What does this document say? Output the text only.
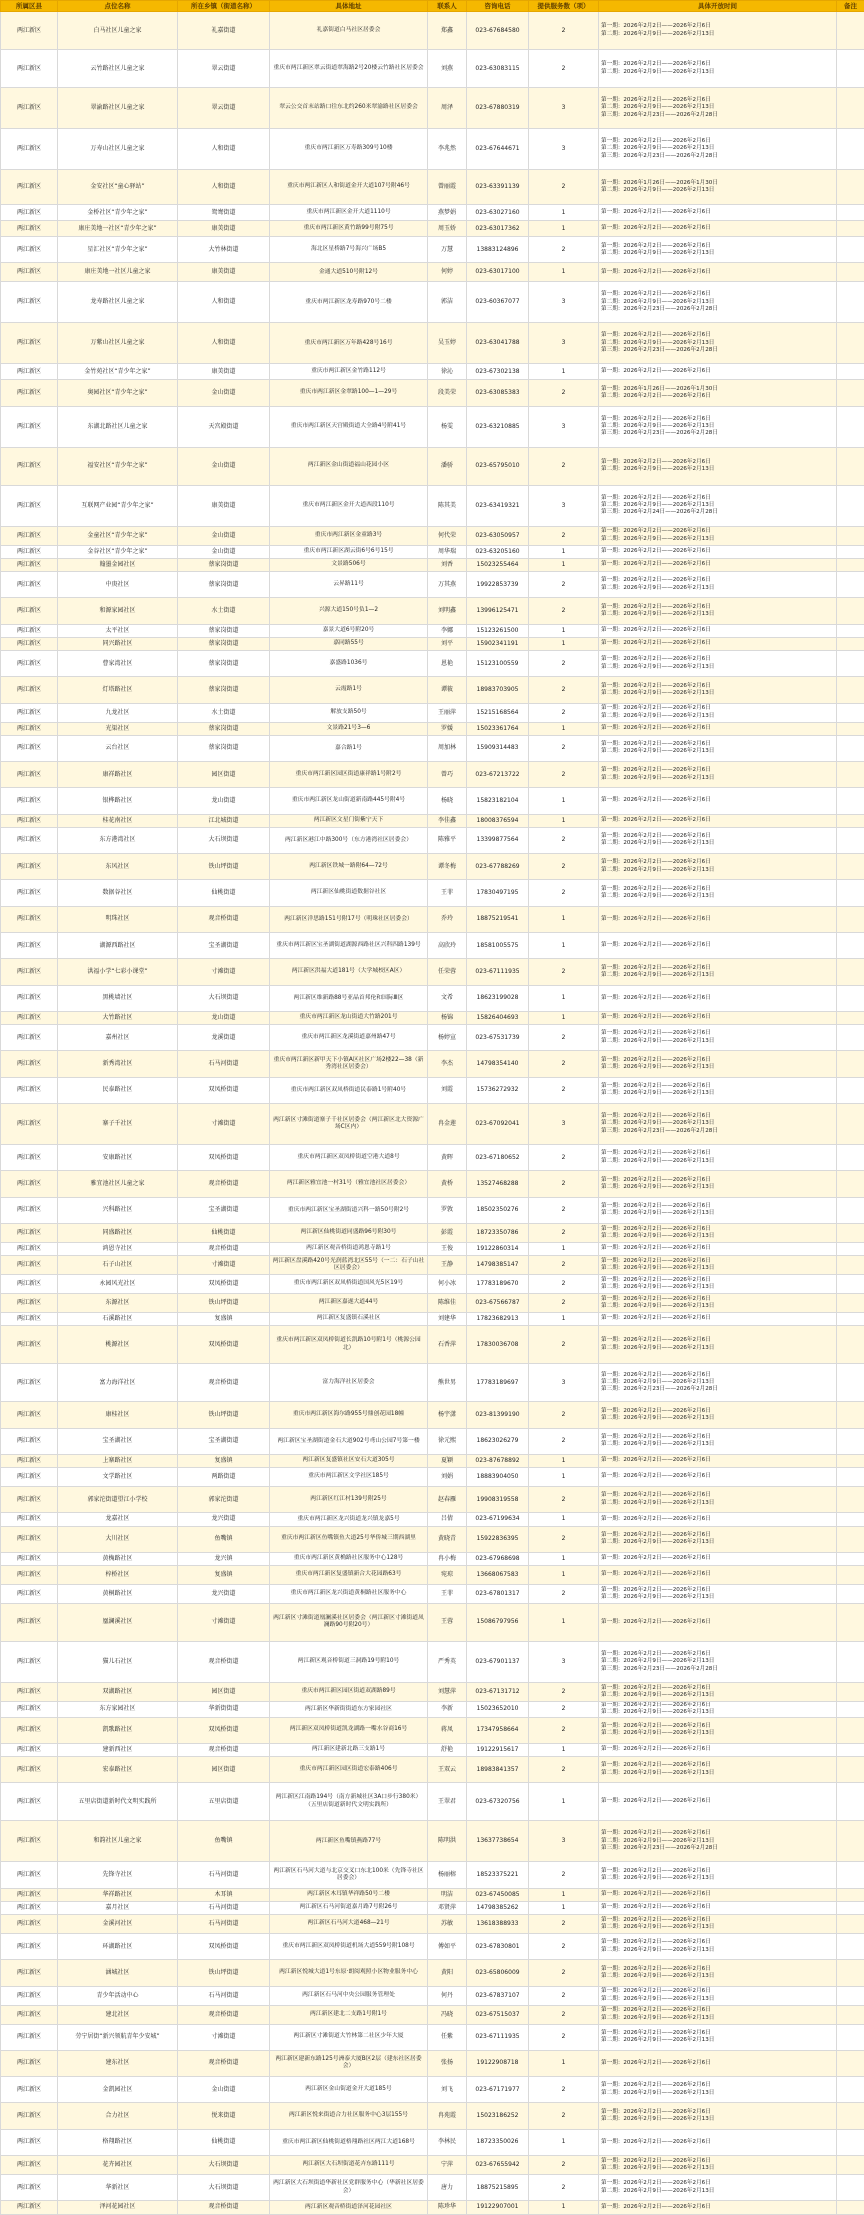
所属区县	点位名称	所在乡镇（街道名称）	具体地址	联系人	咨询电话	提供服务数（项）	具体开放时间	备注
两江新区	白马社区儿童之家	礼嘉街道	礼嘉街道白马社区居委会	郑鑫	023-67684580	2	第一期：2026年2月2日——2026年2月6日
第二期：2026年2月9日——2026年2月13日	

两江新区	云竹路社区儿童之家	翠云街道	重庆市两江新区翠云街道翠海路2号20楼云竹路社区居委会	刘燕	023-63083115	2	第一期：2026年2月2日——2026年2月6日
第二期：2026年2月9日——2026年2月13日	

两江新区	翠渝路社区儿童之家	翠云街道	翠云公交首末站路口往东北约260米翠渝路社区居委会	周泽	023-67880319	3	第一期：2026年2月2日——2026年2月6日
第二期：2026年2月9日——2026年2月13日
第三期：2026年2月23日——2026年2月28日	

两江新区	万寿山社区儿童之家	人和街道	重庆市两江新区万寿路309号10楼	李兆然	023-67644671	3	第一期：2026年2月2日——2026年2月6日
第二期：2026年2月9日——2026年2月13日
第三期：2026年2月23日——2026年2月28日	

两江新区	金安社区“童心驿站”	人和街道	重庆市两江新区人和街道金开大道107号附46号	曾丽霞	023-63391139	2	第一期：2026年1月26日——2026年1月30日
第二期：2026年2月9日——2026年2月13日	

两江新区	金桥社区“青少年之家”	鸳鸯街道	重庆市两江新区金开大道1110号	燕梦娟	023-63027160	1	第一期：2026年2月2日——2026年2月6日	

两江新区	康庄美地一社区“青少年之家”	康美街道	重庆市两江新区黄竹路99号附75号	周玉娇	023-63017362	1	第一期：2026年2月2日——2026年2月6日	

两江新区	星汇社区“青少年之家”	大竹林街道	海北区星桥路7号海兴广场B5	万慧	13883124896	2	第一期：2026年2月2日——2026年2月6日
第二期：2026年2月9日——2026年2月13日	

两江新区	康庄美地一社区儿童之家	康美街道	金通大道510号附12号	何婷	023-63017100	1	第一期：2026年2月2日——2026年2月6日	

两江新区	龙寿路社区儿童之家	人和街道	重庆市两江新区龙寿路970号二楼	郭洁	023-60367077	3	第一期：2026年2月2日——2026年2月6日
第二期：2026年2月9日——2026年2月13日
第三期：2026年2月23日——2026年2月28日	

两江新区	万紫山社区儿童之家	人和街道	重庆市两江新区万年路428号16号	吴玉婷	023-63041788	3	第一期：2026年2月2日——2026年2月6日
第二期：2026年2月9日——2026年2月13日
第三期：2026年2月23日——2026年2月28日	

两江新区	金竹苑社区“青少年之家”	康美街道	重庆市两江新区金竹路112号	徐沁	023-67302138	1	第一期：2026年2月2日——2026年2月6日	

两江新区	奥园社区“青少年之家”	金山街道	重庆市两江新区金翠路100—1—29号	段美荣	023-63085383	2	第一期：2026年1月26日——2026年1月30日
第二期：2026年2月2日——2026年2月6日	

两江新区	东湖北路社区儿童之家	天宫殿街道	重庆市两江新区天宫殿街道大全路4号附41号	杨雯	023-63210885	3	第一期：2026年2月2日——2026年2月6日
第二期：2026年2月9日——2026年2月13日
第三期：2026年2月23日——2026年2月28日	

两江新区	福安社区“青少年之家”	金山街道	两江新区金山街道福山花园小区	潘骄	023-65795010	2	第一期：2026年2月2日——2026年2月6日
第二期：2026年2月9日——2026年2月13日	

两江新区	互联网产业园“青少年之家”	康美街道	重庆市两江新区金开大道西段110号	陈其美	023-63419321	3	第一期：2026年2月2日——2026年2月6日
第二期：2026年2月9日——2026年2月13日
第三期：2026年2月24日——2026年2月28日	

两江新区	金童社区“青少年之家”	金山街道	重庆市两江新区金童路3号	何代荣	023-63050957	2	第一期：2026年2月2日——2026年2月6日
第二期：2026年2月9日——2026年2月13日	

两江新区	金谷社区“青少年之家”	金山街道	重庆市两江新区湖云街6号6号15号	周华瑞	023-63205160	1	第一期：2026年2月2日——2026年2月6日	

两江新区	翰墨金园社区	蔡家岗街道	文景路506号	刘香	15023255464	1	第一期：2026年2月2日——2026年2月6日	

两江新区	中庚社区	蔡家岗街道	云昇路11号	万其燕	19922853739	2	第一期：2026年2月2日——2026年2月6日
第二期：2026年2月9日——2026年2月13日	

两江新区	和源家园社区	水土街道	兴源大道150号负1—2	刘明鑫	13996125471	2	第一期：2026年2月2日——2026年2月6日
第二期：2026年2月9日——2026年2月13日	

两江新区	太平社区	蔡家岗街道	嘉景大道6号附20号	李娜	15123261500	1	第一期：2026年2月2日——2026年2月6日	

两江新区	同兴路社区	蔡家岗街道	嘉同路55号	刘平	15902341191	1	第一期：2026年2月2日——2026年2月6日	

两江新区	曹家湾社区	蔡家岗街道	嘉盛路1036号	恩艳	15123100559	2	第一期：2026年2月2日——2026年2月6日
第二期：2026年2月9日——2026年2月13日	

两江新区	灯塔路社区	蔡家岗街道	云霞路1号	谭筱	18983703905	2	第一期：2026年2月2日——2026年2月6日
第二期：2026年2月9日——2026年2月13日	

两江新区	九龙社区	水土街道	解放支路50号	王丽萍	15215168564	2	第一期：2026年2月2日——2026年2月6日
第二期：2026年2月9日——2026年2月13日	

两江新区	光渠社区	蔡家岗街道	文景路21号3—6	罗媛	15023361764	1	第一期：2026年2月2日——2026年2月6日	

两江新区	云台社区	蔡家岗街道	嘉合路1号	周加林	15909314483	2	第一期：2026年2月2日——2026年2月6日
第二期：2026年2月9日——2026年2月13日	

两江新区	康祥路社区	园区街道	重庆市两江新区园区街道康祥路1号附2号	曾巧	023-67213722	2	第一期：2026年2月2日——2026年2月6日
第二期：2026年2月9日——2026年2月13日	

两江新区	银桦路社区	龙山街道	重庆市两江新区龙山街道新南路445号附4号	杨晓	15823182104	1	第一期：2026年2月2日——2026年2月6日	

两江新区	桂花南社区	江北城街道	两江新区文星门街紫宁天下	李佳鑫	18008376594	1	第一期：2026年2月2日——2026年2月6日	

两江新区	东方港湾社区	大石坝街道	两江新区港江中路300号（东方港湾社区居委会）	陈雅平	13399877564	2	第一期：2026年2月2日——2026年2月6日
第二期：2026年2月9日——2026年2月13日	

两江新区	东风社区	铁山坪街道	两江新区铁城一路附64—72号	谭冬梅	023-67788269	2	第一期：2026年2月2日——2026年2月6日
第二期：2026年2月9日——2026年2月13日	

两江新区	数据谷社区	仙桃街道	两江新区仙桃街道数据谷社区	王菲	17830497195	2	第一期：2026年2月2日——2026年2月6日
第二期：2026年2月9日——2026年2月13日	

两江新区	明珠社区	观音桥街道	两江新区洋思路151号附17号（明珠社区居委会）	乔玲	18875219541	1	第一期：2026年2月2日——2026年2月6日	

两江新区	湖源西路社区	宝圣湖街道	重庆市两江新区宝圣湖街道湖源西路社区兴科四路139号	高欣玲	18581005575	1	第一期：2026年2月2日——2026年2月6日	

两江新区	洪福小学“七彩小课堂”	寸滩街道	两江新区洪福大道181号（大学城校区A区）	任荣蓉	023-67111935	2	第一期：2026年2月2日——2026年2月6日
第二期：2026年2月9日——2026年2月13日	

两江新区	黑桃墙社区	大石坝街道	两江新区维新路88号亚晶首邦伦和国际Ⅲ区	文希	18623199028	1	第一期：2026年2月2日——2026年2月6日	

两江新区	大竹路社区	龙山街道	重庆市两江新区龙山街道大竹路201号	杨锦	15826404693	1	第一期：2026年2月2日——2026年2月6日	

两江新区	嘉州社区	龙溪街道	重庆市两江新区龙溪街道嘉州路47号	杨婷宣	023-67531739	2	第一期：2026年2月2日——2026年2月6日
第二期：2026年2月9日——2026年2月13日	

两江新区	新秀湾社区	石马河街道	重庆市两江新区新甲天下小镇A区社区广场2楼22—38（新秀湾社区居委会）	李杰	14798354140	2	第一期：2026年2月2日——2026年2月6日
第二期：2026年2月9日——2026年2月13日	

两江新区	民泰路社区	双凤桥街道	重庆市两江新区双凤桥街道民泰路1号附40号	刘霞	15736272932	2	第一期：2026年2月2日——2026年2月6日
第二期：2026年2月9日——2026年2月13日	

两江新区	寨子千社区	寸滩街道	两江新区寸滩街道寨子千社区居委会（两江新区北大资源广场C区内）	冉金莲	023-67092041	3	第一期：2026年2月2日——2026年2月6日
第二期：2026年2月9日——2026年2月13日
第三期：2026年2月23日——2026年2月28日	

两江新区	安康路社区	双凤桥街道	重庆市两江新区双凤桥街道空港大道8号	黄晖	023-67180652	2	第一期：2026年2月2日——2026年2月6日
第二期：2026年2月9日——2026年2月13日	

两江新区	雅宜池社区儿童之家	观音桥街道	两江新区雅宜池一村31号（雅宜池社区居委会）	黄桥	13527468288	2	第一期：2026年2月2日——2026年2月6日
第二期：2026年2月9日——2026年2月13日	

两江新区	兴科路社区	宝圣湖街道	重庆市两江新区宝圣湖街道兴科一路50号附2号	罗敦	18502350276	2	第一期：2026年2月2日——2026年2月6日
第二期：2026年2月9日——2026年2月13日	

两江新区	同盛路社区	仙桃街道	两江新区仙桃街道同盛路96号附30号	彭霞	18723350786	2	第一期：2026年2月2日——2026年2月6日
第二期：2026年2月9日——2026年2月13日	

两江新区	鸿恩寺社区	观音桥街道	两江新区观音桥街道鸿恩寺路1号	王俊	19122860314	1	第一期：2026年2月2日——2026年2月6日	

两江新区	石子山社区	寸滩街道	两江新区盘溪路420号光润蓝湾北区55号（一二：石子山社区居委会）	王静	14798385147	2	第一期：2026年2月2日——2026年2月6日
第二期：2026年2月9日——2026年2月13日	

两江新区	永园风光社区	双凤桥街道	重庆市两江新区双凤桥街道国风光5区19号	何小冰	17783189670	2	第一期：2026年2月2日——2026年2月6日
第二期：2026年2月9日——2026年2月13日	

两江新区	东源社区	铁山坪街道	两江新区嘉遂大道44号	陈维佳	023-67566787	2	第一期：2026年2月2日——2026年2月6日
第二期：2026年2月9日——2026年2月13日	

两江新区	石溪路社区	复盛镇	两江新区复盛镇石溪社区	刘建华	17823682913	1	第一期：2026年2月2日——2026年2月6日	

两江新区	桃源社区	双凤桥街道	重庆市两江新区双凤桥街道长凯路10号附1号（桃源公园北）	石香萍	17830036708	2	第一期：2026年2月2日——2026年2月6日
第二期：2026年2月9日——2026年2月13日	

两江新区	富力海洋社区	观音桥街道	富力海洋社区居委会	熊世男	17783189697	3	第一期：2026年2月2日——2026年2月6日
第二期：2026年2月9日——2026年2月13日
第三期：2026年2月23日——2026年2月28日	

两江新区	康桂社区	铁山坪街道	重庆市两江新区海尔路955号鼎创花园18幢	杨宇潇	023-81399190	2	第一期：2026年2月2日——2026年2月6日
第二期：2026年2月9日——2026年2月13日	

两江新区	宝圣湖社区	宝圣湖街道	两江新区宝圣湖街道金石大道902号鸢山公园7号第一楼	徐元熙	18623026279	2	第一期：2026年2月2日——2026年2月6日
第二期：2026年2月9日——2026年2月13日	

两江新区	上寨路社区	复盛镇	两江新区复盛镇社区安石大道305号	夏颖	023-87678892	1	第一期：2026年2月2日——2026年2月6日	

两江新区	文学路社区	两路街道	重庆市两江新区文学社区185号	刘娟	18883904050	1	第一期：2026年2月2日——2026年2月6日	

两江新区	郭家沱街道望江小学校	郭家沱街道	两江新区红江村139号附25号	赵春雁	19908319558	2	第一期：2026年2月2日——2026年2月6日
第二期：2026年2月9日——2026年2月13日	

两江新区	龙嘉社区	龙兴街道	重庆市两江新区龙兴街道龙兴镇龙嘉5号	吕倩	023-67199634	1	第一期：2026年2月2日——2026年2月6日	

两江新区	大川社区	鱼嘴镇	重庆市两江新区鱼嘴镇鱼大道25号华侨城三期西湖里	黄晓青	15922836395	2	第一期：2026年2月2日——2026年2月6日
第二期：2026年2月9日——2026年2月13日	

两江新区	黄桷路社区	龙兴镇	重庆市两江新区黄桷路社区服务中心128号	冉小梅	023-67968698	1	第一期：2026年2月2日——2026年2月6日	

两江新区	梓桥社区	复盛镇	重庆市两江新区复盛镇新合大花园路63号	宛琼	13668067583	1	第一期：2026年2月2日——2026年2月6日	

两江新区	黄桐路社区	龙兴街道	重庆市两江新区龙兴街道黄桐路社区服务中心	王菲	023-67801317	2	第一期：2026年2月2日——2026年2月6日
第二期：2026年2月9日——2026年2月13日	

两江新区	凰澜溪社区	寸滩街道	两江新区寸滩街道凰澜溪社区居委会（两江新区寸滩街道凤澜路90号附20号）	王蓉	15086797956	1	第一期：2026年2月2日——2026年2月6日	

两江新区	猫儿石社区	观音桥街道	两江新区观音桥街道三洞路19号附10号	严秀英	023-67901137	3	第一期：2026年2月2日——2026年2月6日
第二期：2026年2月9日——2026年2月13日
第三期：2026年2月23日——2026年2月28日	

两江新区	双湖路社区	园区街道	重庆市两江新区园区街道双湖路89号	刘慧萍	023-67131712	2	第一期：2026年2月2日——2026年2月6日
第二期：2026年2月9日——2026年2月13日	

两江新区	东方家园社区	华新街街道	两江新区华新街街道东方家园社区	李新	15023652010	2	第一期：2026年2月2日——2026年2月6日
第二期：2026年2月9日——2026年2月13日	

两江新区	凯歌路社区	双凤桥街道	两江新区双凤桥街道凯龙湖路一嘴水谷商16号	蒋凤	17347958664	2	第一期：2026年2月2日——2026年2月6日
第二期：2026年2月9日——2026年2月13日	

两江新区	建新西社区	观音桥街道	两江新区建新北路三支路1号	舒艳	19122915617	1	第一期：2026年2月2日——2026年2月6日	

两江新区	宏泰路社区	园区街道	重庆市两江新区园区街道宏泰路406号	王双云	18983841357	2	第一期：2026年2月2日——2026年2月6日
第二期：2026年2月9日——2026年2月13日	

两江新区	五里店街道新时代文明实践所	五里店街道	两江新区江南路194号（南方新城社区3A口步行380米）（五里店街道新时代文明实践所）	王翠君	023-67320756	1	第一期：2026年2月2日——2026年2月6日	

两江新区	和韵社区儿童之家	鱼嘴镇	两江新区鱼嘴镇燕路77号	陈明洪	13637738654	3	第一期：2026年2月2日——2026年2月6日
第二期：2026年2月9日——2026年2月13日
第三期：2026年2月23日——2026年2月28日	

两江新区	先锋寺社区	石马河街道	两江新区石马河大道与北京交叉口东北100米（先锋寺社区居委会）	杨丽榕	18523375221	2	第一期：2026年2月2日——2026年2月6日
第二期：2026年2月9日——2026年2月13日	

两江新区	华祥路社区	木耳镇	两江新区木耳镇华祥路50号二楼	明洁	023-67450085	1	第一期：2026年2月2日——2026年2月6日	

两江新区	嘉月社区	石马河街道	两江新区石马河街道嘉月路7号附26号	邓贤萍	14798385262	1	第一期：2026年2月2日——2026年2月6日	

两江新区	金溪河社区	石马河街道	两江新区石马河大道468—21号	苏敏	13618388933	2	第一期：2026年2月2日——2026年2月6日
第二期：2026年2月9日——2026年2月13日	

两江新区	环湖路社区	双凤桥街道	重庆市两江新区双凤桥街道机场大道559号附108号	傅如平	023-67830801	2	第一期：2026年2月2日——2026年2月6日
第二期：2026年2月9日——2026年2月13日	

两江新区	涵城社区	铁山坪街道	两江新区悦城大道1号东原·朗阅观照小区物业服务中心	黄阳	023-65806009	2	第一期：2026年2月2日——2026年2月6日
第二期：2026年2月9日——2026年2月13日	

两江新区	青少年活动中心	石马河街道	两江新区石马河中央公园服务管理处	何丹	023-67837107	2	第一期：2026年2月2日——2026年2月6日
第二期：2026年2月9日——2026年2月13日	

两江新区	建北社区	观音桥街道	两江新区建北二支路1号附1号	冯晓	023-67515037	2	第一期：2026年2月2日——2026年2月6日
第二期：2026年2月9日——2026年2月13日	

两江新区	劳宁居街“新兴领航青年少安城”	寸滩街道	两江新区寸滩街道大竹林第二社区少年大厦	任紫	023-67111935	2	第一期：2026年2月2日——2026年2月6日
第二期：2026年2月9日——2026年2月13日	

两江新区	建东社区	观音桥街道	两江新区建新东路125号洲泰大厦B区2层（建东社区居委会）	张扬	19122908718	1	第一期：2026年2月2日——2026年2月6日	

两江新区	金凯园社区	金山街道	两江新区金山街道金开大道185号	刘飞	023-67171977	2	第一期：2026年2月2日——2026年2月6日
第二期：2026年2月9日——2026年2月13日	

两江新区	合力社区	悦来街道	两江新区悦来街道合力社区服务中心3层155号	冉苑霞	15023186252	2	第一期：2026年2月2日——2026年2月6日
第二期：2026年2月9日——2026年2月13日	

两江新区	格翔路社区	仙桃街道	重庆市两江新区仙桃街道格翔路社区两江大道168号	李林民	18723350026	1	第一期：2026年2月2日——2026年2月6日	

两江新区	花卉园社区	大石坝街道	两江新区大石坝街道花卉东路111号	宁萍	023-67655942	2	第一期：2026年2月2日——2026年2月6日
第二期：2026年2月9日——2026年2月13日	

两江新区	华新社区	大石坝街道	两江新区大石坝街道华新社区党群服务中心（华新社区居委会）	唐力	18875215895	2	第一期：2026年2月2日——2026年2月6日
第二期：2026年2月9日——2026年2月13日	

两江新区	泽河花园社区	观音桥街道	两江新区观音桥街道泽河花园社区	陈珍华	19122907001	1	第一期：2026年2月2日——2026年2月6日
_ _ _
• Problem details: State how many lines of the material contain the string "金山街道", with no other words.

• Result for this task: 5